→ **Work instructions**
Find and copy lines holding "name".

(Stored data entries)

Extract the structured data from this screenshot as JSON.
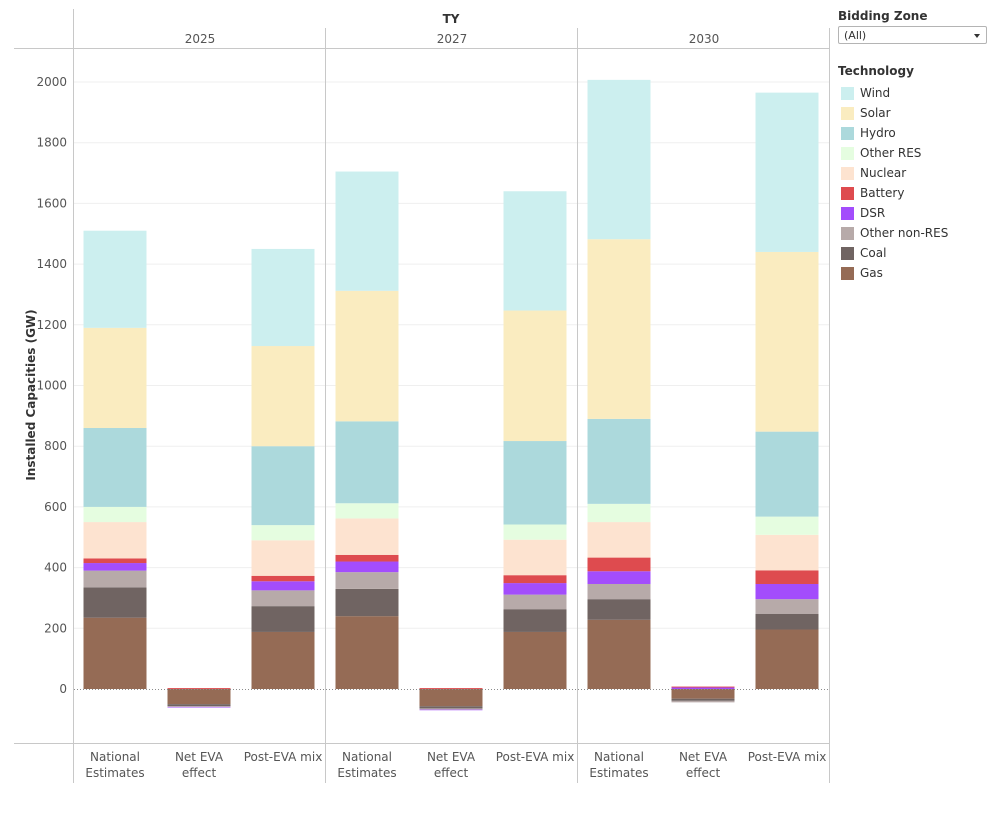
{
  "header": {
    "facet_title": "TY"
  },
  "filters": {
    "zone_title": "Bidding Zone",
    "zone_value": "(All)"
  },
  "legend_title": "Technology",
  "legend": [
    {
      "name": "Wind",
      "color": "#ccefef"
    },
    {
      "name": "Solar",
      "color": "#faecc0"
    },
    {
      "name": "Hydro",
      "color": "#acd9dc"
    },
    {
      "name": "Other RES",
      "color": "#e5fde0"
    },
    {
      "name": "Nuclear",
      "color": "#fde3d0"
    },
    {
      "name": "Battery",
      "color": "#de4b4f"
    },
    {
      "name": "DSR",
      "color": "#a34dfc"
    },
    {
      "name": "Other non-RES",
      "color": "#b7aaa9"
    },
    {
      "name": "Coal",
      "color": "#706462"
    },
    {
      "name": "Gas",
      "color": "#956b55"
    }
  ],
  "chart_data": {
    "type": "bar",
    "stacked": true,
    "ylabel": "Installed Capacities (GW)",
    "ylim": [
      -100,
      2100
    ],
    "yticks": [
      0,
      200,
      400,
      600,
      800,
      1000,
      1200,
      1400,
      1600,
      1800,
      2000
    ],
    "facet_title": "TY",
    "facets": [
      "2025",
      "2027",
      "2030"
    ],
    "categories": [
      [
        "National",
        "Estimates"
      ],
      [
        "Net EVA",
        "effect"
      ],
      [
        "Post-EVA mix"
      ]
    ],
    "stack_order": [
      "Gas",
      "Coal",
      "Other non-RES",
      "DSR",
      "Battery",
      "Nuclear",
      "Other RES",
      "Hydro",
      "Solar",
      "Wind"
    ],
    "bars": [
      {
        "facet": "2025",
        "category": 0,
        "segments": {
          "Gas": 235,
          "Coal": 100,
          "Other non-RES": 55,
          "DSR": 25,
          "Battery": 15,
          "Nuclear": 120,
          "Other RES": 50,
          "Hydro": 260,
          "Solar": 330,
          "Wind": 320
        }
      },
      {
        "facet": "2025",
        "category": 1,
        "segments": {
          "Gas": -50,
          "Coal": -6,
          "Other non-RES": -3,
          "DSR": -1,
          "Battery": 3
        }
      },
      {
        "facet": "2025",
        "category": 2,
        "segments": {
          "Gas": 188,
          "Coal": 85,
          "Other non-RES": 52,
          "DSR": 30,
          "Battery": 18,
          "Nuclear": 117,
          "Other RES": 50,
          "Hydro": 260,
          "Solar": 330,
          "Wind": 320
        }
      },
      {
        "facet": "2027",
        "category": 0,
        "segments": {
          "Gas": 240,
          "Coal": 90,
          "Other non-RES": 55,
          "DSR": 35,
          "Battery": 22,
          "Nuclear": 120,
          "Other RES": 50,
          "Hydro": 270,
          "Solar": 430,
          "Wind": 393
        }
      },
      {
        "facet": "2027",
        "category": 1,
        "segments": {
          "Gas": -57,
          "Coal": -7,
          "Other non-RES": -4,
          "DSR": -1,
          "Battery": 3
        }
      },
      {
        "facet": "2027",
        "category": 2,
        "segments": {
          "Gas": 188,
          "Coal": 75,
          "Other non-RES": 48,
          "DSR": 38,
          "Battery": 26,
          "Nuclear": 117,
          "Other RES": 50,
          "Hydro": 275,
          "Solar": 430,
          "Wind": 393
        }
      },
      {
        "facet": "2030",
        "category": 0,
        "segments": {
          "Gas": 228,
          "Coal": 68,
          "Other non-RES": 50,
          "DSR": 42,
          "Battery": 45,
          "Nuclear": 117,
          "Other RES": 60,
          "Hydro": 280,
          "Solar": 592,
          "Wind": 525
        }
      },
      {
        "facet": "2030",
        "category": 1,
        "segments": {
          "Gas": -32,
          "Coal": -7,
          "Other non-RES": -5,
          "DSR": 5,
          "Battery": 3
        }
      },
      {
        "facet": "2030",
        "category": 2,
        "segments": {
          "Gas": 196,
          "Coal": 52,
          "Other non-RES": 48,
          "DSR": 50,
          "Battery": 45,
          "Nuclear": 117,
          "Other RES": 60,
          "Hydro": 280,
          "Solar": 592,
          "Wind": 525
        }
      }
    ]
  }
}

→ **Task result**
      "name": "Wind",
      "name": "Solar",
      "name": "Hydro",
      "name": "Other RES",
      "name": "Nuclear",
      "name": "Battery",
      "name": "DSR",
      "name": "Other non-RES",
      "name": "Coal",
      "name": "Gas",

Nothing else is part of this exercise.